[Entries from a page text collection]
______________________________

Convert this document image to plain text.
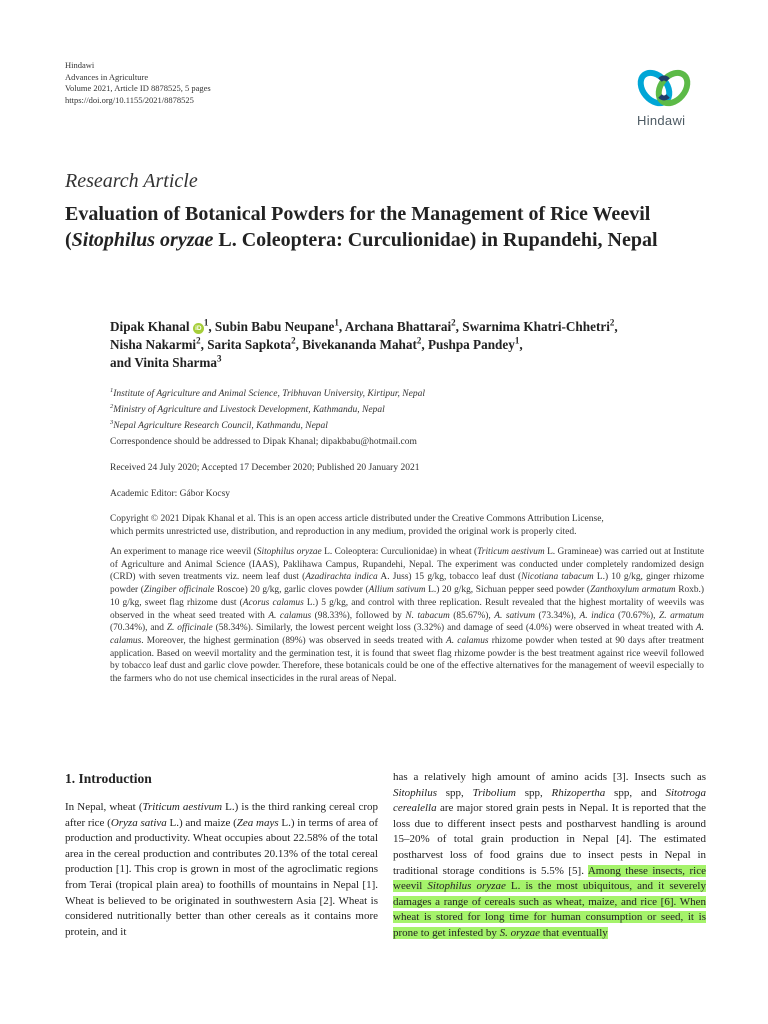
Hindawi
Advances in Agriculture
Volume 2021, Article ID 8878525, 5 pages
https://doi.org/10.1155/2021/8878525
Hindawi
Research Article
Evaluation of Botanical Powders for the Management of Rice Weevil (Sitophilus oryzae L. Coleoptera: Curculionidae) in Rupandehi, Nepal
Dipak Khanal $iD^1$, Subin Babu Neupane$^1$, Archana Bhattarai$^2$, Swarnima Khatri-Chhetri$^2$,
Nisha Nakarmi$^2$, Sarita Sapkota$^2$, Bivekananda Mahat$^2$, Pushpa Pandey$^1$,
and Vinita Sharma$^3$
$^1$Institute of Agriculture and Animal Science, Tribhuvan University, Kirtipur, Nepal
$^2$Ministry of Agriculture and Livestock Development, Kathmandu, Nepal
$^3$Nepal Agriculture Research Council, Kathmandu, Nepal
Correspondence should be addressed to Dipak Khanal; dipakbabu@hotmail.com
Received 24 July 2020; Accepted 17 December 2020; Published 20 January 2021
Academic Editor: Gábor Kocsy
Copyright © 2021 Dipak Khanal et al. This is an open access article distributed under the Creative Commons Attribution License,
which permits unrestricted use, distribution, and reproduction in any medium, provided the original work is properly cited.

An experiment to manage rice weevil (Sitophilus oryzae L. Coleoptera: Curculionidae) in wheat (Triticum aestivum L. Gramineae) was carried out at Institute of Agriculture and Animal Science (IAAS), Paklihawa Campus, Rupandehi, Nepal. The experiment was conducted under completely randomized design (CRD) with seven treatments viz. neem leaf dust (Azadirachta indica A. Juss) 15 g/kg, tobacco leaf dust (Nicotiana tabacum L.) 10 g/kg, ginger rhizome powder (Zingiber officinale Roscoe) 20 g/kg, garlic cloves powder (Allium sativum L.) 20 g/kg, Sichuan pepper seed powder (Zanthoxylum armatum Roxb.) 10 g/kg, sweet flag rhizome dust (Acorus calamus L.) 5 g/kg, and control with three replication. Result revealed that the highest mortality of weevils was observed in the wheat seed treated with A. calamus (98.33%), followed by N. tabacum (85.67%), A. sativum (73.34%), A. indica (70.67%), Z. armatum (70.34%), and Z. officinale (58.34%). Similarly, the lowest percent weight loss (3.32%) and damage of seed (4.0%) were observed in wheat treated with A. calamus. Moreover, the highest germination (89%) was observed in seeds treated with A. calamus rhizome powder when tested at 90 days after treatment application. Based on weevil mortality and the germination test, it is found that sweet flag rhizome powder is the best treatment against rice weevil followed by tobacco leaf dust and garlic clove powder. Therefore, these botanicals could be one of the effective alternatives for the management of weevil especially to the farmers who do not use chemical insecticides in the rural areas of Nepal.

1. Introduction

In Nepal, wheat (Triticum aestivum L.) is the third ranking cereal crop after rice (Oryza sativa L.) and maize (Zea mays L.) in terms of area of production and productivity. Wheat occupies about 22.58% of the total area in the cereal production and contributes 20.13% of the total cereal production [1]. This crop is grown in most of the agroclimatic regions from Terai (tropical plain area) to foothills of mountains in Nepal [1]. Wheat is believed to be originated in southwestern Asia [2]. Wheat is considered nutritionally better than other cereals as it contains more protein, and it

has a relatively high amount of amino acids [3]. Insects such as Sitophilus spp, Tribolium spp, Rhizopertha spp, and Sitotroga cerealella are major stored grain pests in Nepal. It is reported that the loss due to different insect pests and postharvest handling is around 15–20% of total grain production in Nepal [4]. The estimated postharvest loss of food grains due to insect pests in Nepal in traditional storage conditions is 5.5% [5]. Among these insects, rice weevil Sitophilus oryzae L. is the most ubiquitous, and it severely damages a range of cereals such as wheat, maize, and rice [6]. When wheat is stored for long time for human consumption or seed, it is prone to get infested by S. oryzae that eventually
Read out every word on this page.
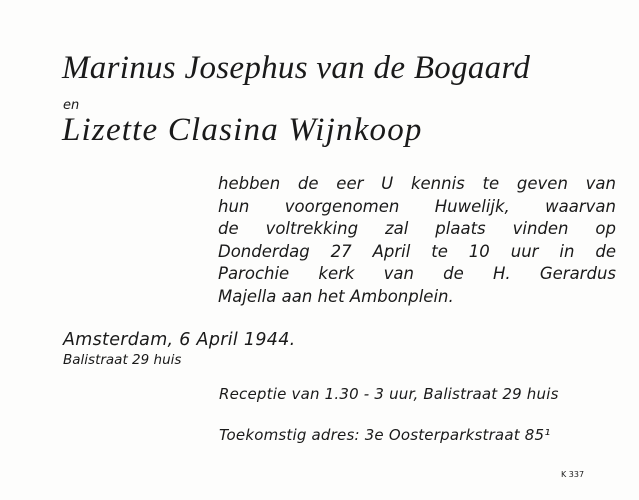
Marinus Josephus van de Bogaard
en
Lizette Clasina Wijnkoop
hebben de eer U kennis te geven van
hun voorgenomen Huwelijk, waarvan
de voltrekking zal plaats vinden op
Donderdag 27 April te 10 uur in de
Parochie kerk van de H. Gerardus
Majella aan het Ambonplein.
Amsterdam, 6 April 1944.
Balistraat 29 huis
Receptie van 1.30 - 3 uur, Balistraat 29 huis
Toekomstig adres: 3e Oosterparkstraat 85¹
K 337
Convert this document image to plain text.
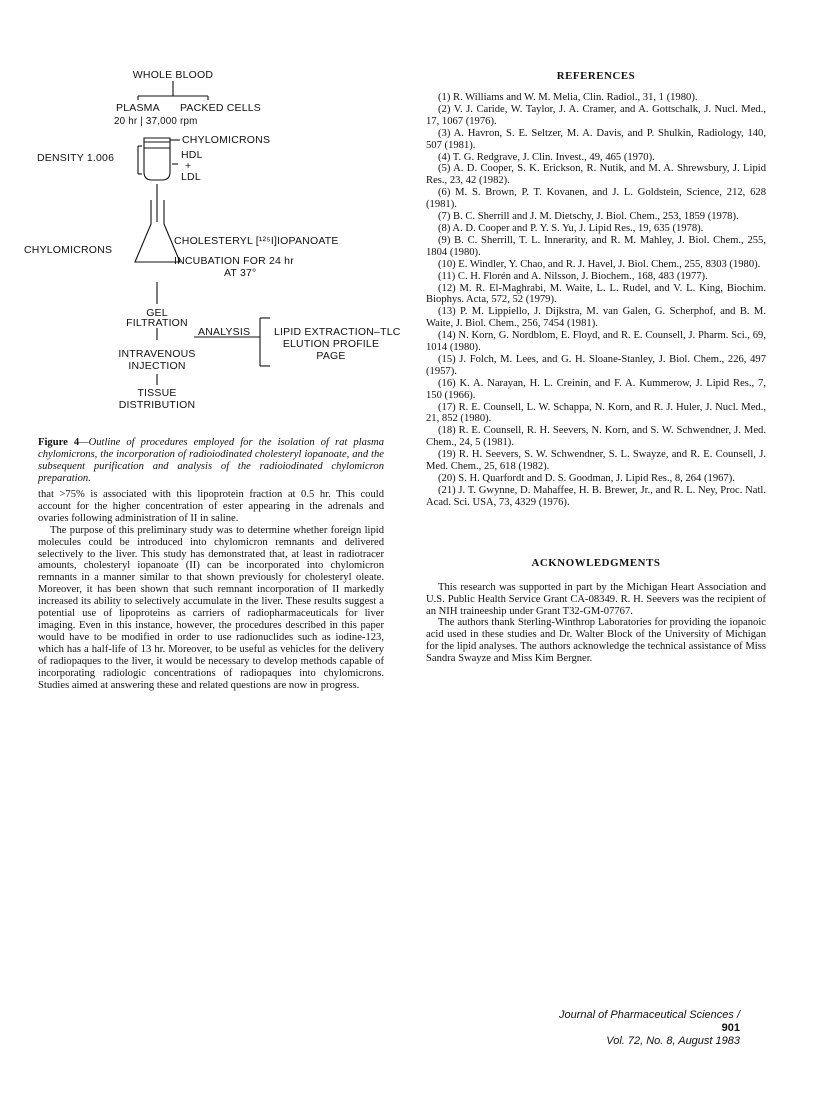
WHOLE BLOOD
PLASMA PACKED CELLS
20 hr | 37,000 rpm
CHYLOMICRONS
DENSITY 1.006	HDL
+
LDL
CHYLOMICRONS
CHOLESTERYL [¹²⁵I]IOPANOATE
INCUBATION FOR 24 hr
AT 37°
GEL
FILTRATION
ANALYSIS LIPID EXTRACTION–TLC
ELUTION PROFILE
PAGE
INTRAVENOUS
INJECTION
TISSUE
DISTRIBUTION
Figure 4—Outline of procedures employed for the isolation of rat plasma chylomicrons, the incorporation of radioiodinated cholesteryl iopanoate, and the subsequent purification and analysis of the radioiodinated chylomicron preparation.

that >75% is associated with this lipoprotein fraction at 0.5 hr. This could account for the higher concentration of ester appearing in the adrenals and ovaries following administration of II in saline.

The purpose of this preliminary study was to determine whether foreign lipid molecules could be introduced into chylomicron remnants and delivered selectively to the liver. This study has demonstrated that, at least in radiotracer amounts, cholesteryl iopanoate (II) can be incorporated into chylomicron remnants in a manner similar to that shown previously for cholesteryl oleate. Moreover, it has been shown that such remnant incorporation of II markedly increased its ability to selectively accumulate in the liver. These results suggest a potential use of lipoproteins as carriers of radiopharmaceuticals for liver imaging. Even in this instance, however, the procedures described in this paper would have to be modified in order to use radionuclides such as iodine-123, which has a half-life of 13 hr. Moreover, to be useful as vehicles for the delivery of radiopaques to the liver, it would be necessary to develop methods capable of incorporating radiologic concentrations of radiopaques into chylomicrons. Studies aimed at answering these and related questions are now in progress.

REFERENCES

(1) R. Williams and W. M. Melia, Clin. Radiol., 31, 1 (1980).

(2) V. J. Caride, W. Taylor, J. A. Cramer, and A. Gottschalk, J. Nucl. Med., 17, 1067 (1976).

(3) A. Havron, S. E. Seltzer, M. A. Davis, and P. Shulkin, Radiology, 140, 507 (1981).

(4) T. G. Redgrave, J. Clin. Invest., 49, 465 (1970).

(5) A. D. Cooper, S. K. Erickson, R. Nutik, and M. A. Shrewsbury, J. Lipid Res., 23, 42 (1982).

(6) M. S. Brown, P. T. Kovanen, and J. L. Goldstein, Science, 212, 628 (1981).

(7) B. C. Sherrill and J. M. Dietschy, J. Biol. Chem., 253, 1859 (1978).

(8) A. D. Cooper and P. Y. S. Yu, J. Lipid Res., 19, 635 (1978).

(9) B. C. Sherrill, T. L. Innerarity, and R. M. Mahley, J. Biol. Chem., 255, 1804 (1980).

(10) E. Windler, Y. Chao, and R. J. Havel, J. Biol. Chem., 255, 8303 (1980).

(11) C. H. Florén and A. Nilsson, J. Biochem., 168, 483 (1977).

(12) M. R. El-Maghrabi, M. Waite, L. L. Rudel, and V. L. King, Biochim. Biophys. Acta, 572, 52 (1979).

(13) P. M. Lippiello, J. Dijkstra, M. van Galen, G. Scherphof, and B. M. Waite, J. Biol. Chem., 256, 7454 (1981).

(14) N. Korn, G. Nordblom, E. Floyd, and R. E. Counsell, J. Pharm. Sci., 69, 1014 (1980).

(15) J. Folch, M. Lees, and G. H. Sloane-Stanley, J. Biol. Chem., 226, 497 (1957).

(16) K. A. Narayan, H. L. Creinin, and F. A. Kummerow, J. Lipid Res., 7, 150 (1966).

(17) R. E. Counsell, L. W. Schappa, N. Korn, and R. J. Huler, J. Nucl. Med., 21, 852 (1980).

(18) R. E. Counsell, R. H. Seevers, N. Korn, and S. W. Schwendner, J. Med. Chem., 24, 5 (1981).

(19) R. H. Seevers, S. W. Schwendner, S. L. Swayze, and R. E. Counsell, J. Med. Chem., 25, 618 (1982).

(20) S. H. Quarfordt and D. S. Goodman, J. Lipid Res., 8, 264 (1967).

(21) J. T. Gwynne, D. Mahaffee, H. B. Brewer, Jr., and R. L. Ney, Proc. Natl. Acad. Sci. USA, 73, 4329 (1976).

ACKNOWLEDGMENTS

This research was supported in part by the Michigan Heart Association and U.S. Public Health Service Grant CA-08349. R. H. Seevers was the recipient of an NIH traineeship under Grant T32-GM-07767.

The authors thank Sterling-Winthrop Laboratories for providing the iopanoic acid used in these studies and Dr. Walter Block of the University of Michigan for the lipid analyses. The authors acknowledge the technical assistance of Miss Sandra Swayze and Miss Kim Bergner.

Journal of Pharmaceutical Sciences / 901
Vol. 72, No. 8, August 1983
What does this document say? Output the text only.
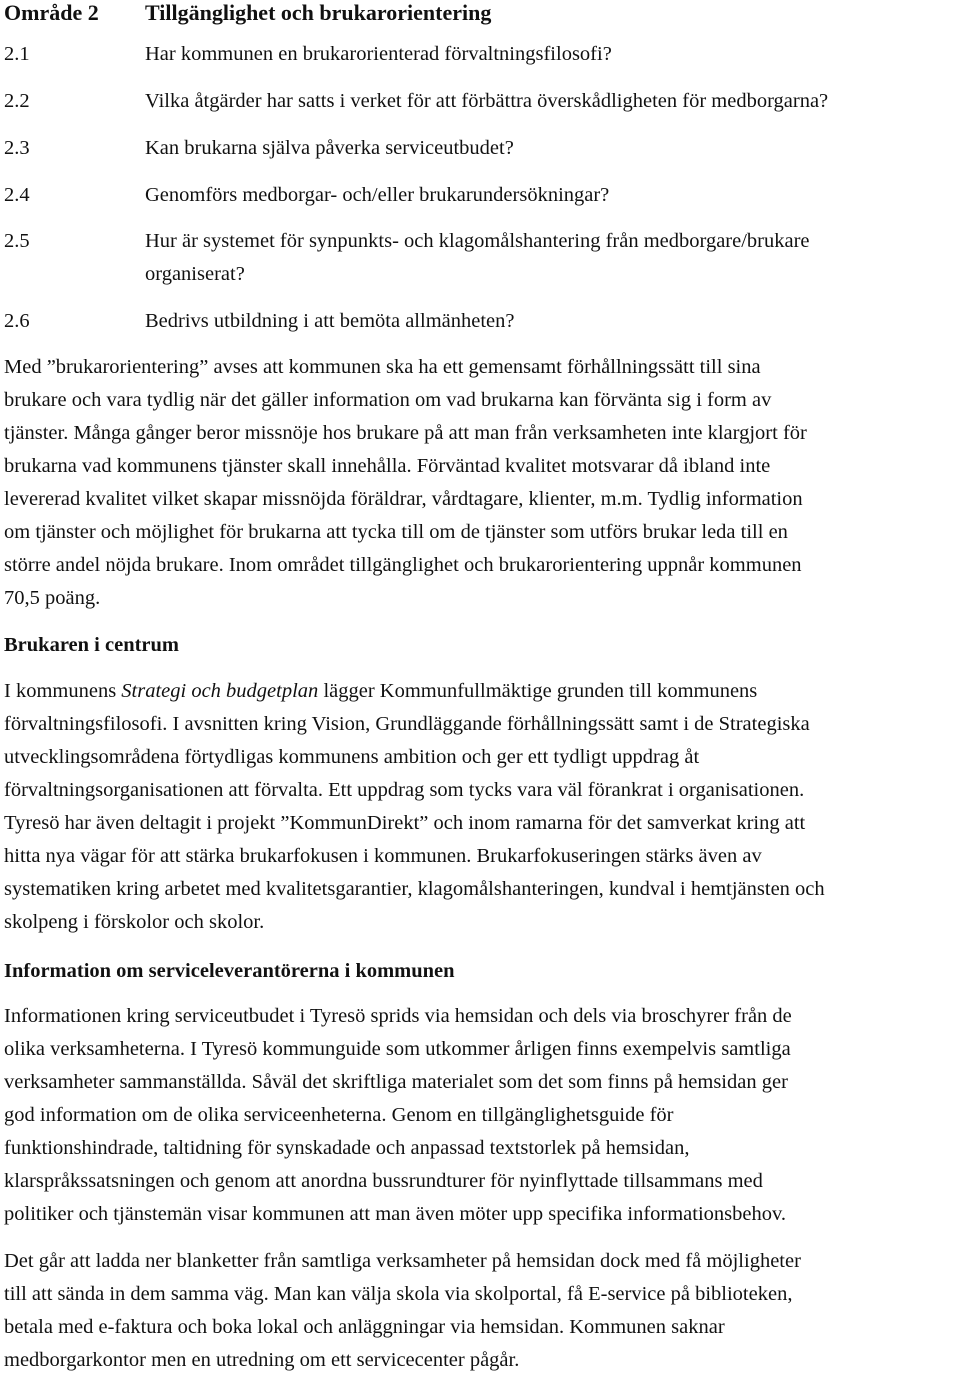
Område 2 Tillgänglighet och brukarorientering
2.1	Har kommunen en brukarorienterad förvaltningsfilosofi?
2.2	Vilka åtgärder har satts i verket för att förbättra överskådligheten för medborgarna?
2.3	Kan brukarna själva påverka serviceutbudet?
2.4	Genomförs medborgar- och/eller brukarundersökningar?
2.5	Hur är systemet för synpunkts- och klagomålshantering från medborgare/brukare
organiserat?
2.6	Bedrivs utbildning i att bemöta allmänheten?
Med ”brukarorientering” avses att kommunen ska ha ett gemensamt förhållningssätt till sina
brukare och vara tydlig när det gäller information om vad brukarna kan förvänta sig i form av
tjänster. Många gånger beror missnöje hos brukare på att man från verksamheten inte klargjort för
brukarna vad kommunens tjänster skall innehålla. Förväntad kvalitet motsvarar då ibland inte
levererad kvalitet vilket skapar missnöjda föräldrar, vårdtagare, klienter, m.m. Tydlig information
om tjänster och möjlighet för brukarna att tycka till om de tjänster som utförs brukar leda till en
större andel nöjda brukare. Inom området tillgänglighet och brukarorientering uppnår kommunen
70,5 poäng.
Brukaren i centrum
I kommunens Strategi och budgetplan lägger Kommunfullmäktige grunden till kommunens
förvaltningsfilosofi. I avsnitten kring Vision, Grundläggande förhållningssätt samt i de Strategiska
utvecklingsområdena förtydligas kommunens ambition och ger ett tydligt uppdrag åt
förvaltningsorganisationen att förvalta. Ett uppdrag som tycks vara väl förankrat i organisationen.
Tyresö har även deltagit i projekt ”KommunDirekt” och inom ramarna för det samverkat kring att
hitta nya vägar för att stärka brukarfokusen i kommunen. Brukarfokuseringen stärks även av
systematiken kring arbetet med kvalitetsgarantier, klagomålshanteringen, kundval i hemtjänsten och
skolpeng i förskolor och skolor.
Information om serviceleverantörerna i kommunen
Informationen kring serviceutbudet i Tyresö sprids via hemsidan och dels via broschyrer från de
olika verksamheterna. I Tyresö kommunguide som utkommer årligen finns exempelvis samtliga
verksamheter sammanställda. Såväl det skriftliga materialet som det som finns på hemsidan ger
god information om de olika serviceenheterna. Genom en tillgänglighetsguide för
funktionshindrade, taltidning för synskadade och anpassad textstorlek på hemsidan,
klarspråkssatsningen och genom att anordna bussrundturer för nyinflyttade tillsammans med
politiker och tjänstemän visar kommunen att man även möter upp specifika informationsbehov.
Det går att ladda ner blanketter från samtliga verksamheter på hemsidan dock med få möjligheter
till att sända in dem samma väg. Man kan välja skola via skolportal, få E-service på biblioteken,
betala med e-faktura och boka lokal och anläggningar via hemsidan. Kommunen saknar
medborgarkontor men en utredning om ett servicecenter pågår.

______________________________

### Assigned task
Check each line above for the string "kring" and copy those that have it.

### Response to this task
förvaltningsfilosofi. I avsnitten kring Vision, Grundläggande förhållningssätt samt i de Strategiska
Tyresö har även deltagit i projekt ”KommunDirekt” och inom ramarna för det samverkat kring att
systematiken kring arbetet med kvalitetsgarantier, klagomålshanteringen, kundval i hemtjänsten och
Informationen kring serviceutbudet i Tyresö sprids via hemsidan och dels via broschyrer från de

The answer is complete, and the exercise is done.